**STATED PROBLEM:** Every line of the material that follows must be printed again exactly.

(Data items)
________________________

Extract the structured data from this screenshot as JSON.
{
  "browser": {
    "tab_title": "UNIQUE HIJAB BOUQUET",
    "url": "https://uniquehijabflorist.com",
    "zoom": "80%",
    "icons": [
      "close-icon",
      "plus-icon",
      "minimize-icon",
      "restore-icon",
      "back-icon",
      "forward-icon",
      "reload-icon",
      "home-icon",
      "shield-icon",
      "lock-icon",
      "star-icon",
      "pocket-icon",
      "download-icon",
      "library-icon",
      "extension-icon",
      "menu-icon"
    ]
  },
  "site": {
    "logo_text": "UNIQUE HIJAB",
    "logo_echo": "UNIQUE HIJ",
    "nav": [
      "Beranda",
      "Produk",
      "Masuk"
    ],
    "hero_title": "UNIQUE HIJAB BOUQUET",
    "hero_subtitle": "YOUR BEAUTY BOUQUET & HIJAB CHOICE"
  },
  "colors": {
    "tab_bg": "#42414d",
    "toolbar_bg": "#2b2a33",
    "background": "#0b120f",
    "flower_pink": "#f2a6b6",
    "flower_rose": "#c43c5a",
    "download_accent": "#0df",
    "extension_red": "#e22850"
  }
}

________________________

**FINAL RESULT:**
Extract the structured data from this screenshot as JSON.
{
  "browser": {
    "tab_title": "UNIQUE HIJAB BOUQUET",
    "url": "https://uniquehijabflorist.com",
    "zoom": "80%",
    "icons": [
      "close-icon",
      "plus-icon",
      "minimize-icon",
      "restore-icon",
      "back-icon",
      "forward-icon",
      "reload-icon",
      "home-icon",
      "shield-icon",
      "lock-icon",
      "star-icon",
      "pocket-icon",
      "download-icon",
      "library-icon",
      "extension-icon",
      "menu-icon"
    ]
  },
  "site": {
    "logo_text": "UNIQUE HIJAB",
    "logo_echo": "UNIQUE HIJ",
    "nav": [
      "Beranda",
      "Produk",
      "Masuk"
    ],
    "hero_title": "UNIQUE HIJAB BOUQUET",
    "hero_subtitle": "YOUR BEAUTY BOUQUET & HIJAB CHOICE"
  },
  "colors": {
    "tab_bg": "#42414d",
    "toolbar_bg": "#2b2a33",
    "background": "#0b120f",
    "flower_pink": "#f2a6b6",
    "flower_rose": "#c43c5a",
    "download_accent": "#0df",
    "extension_red": "#e22850"
  }
}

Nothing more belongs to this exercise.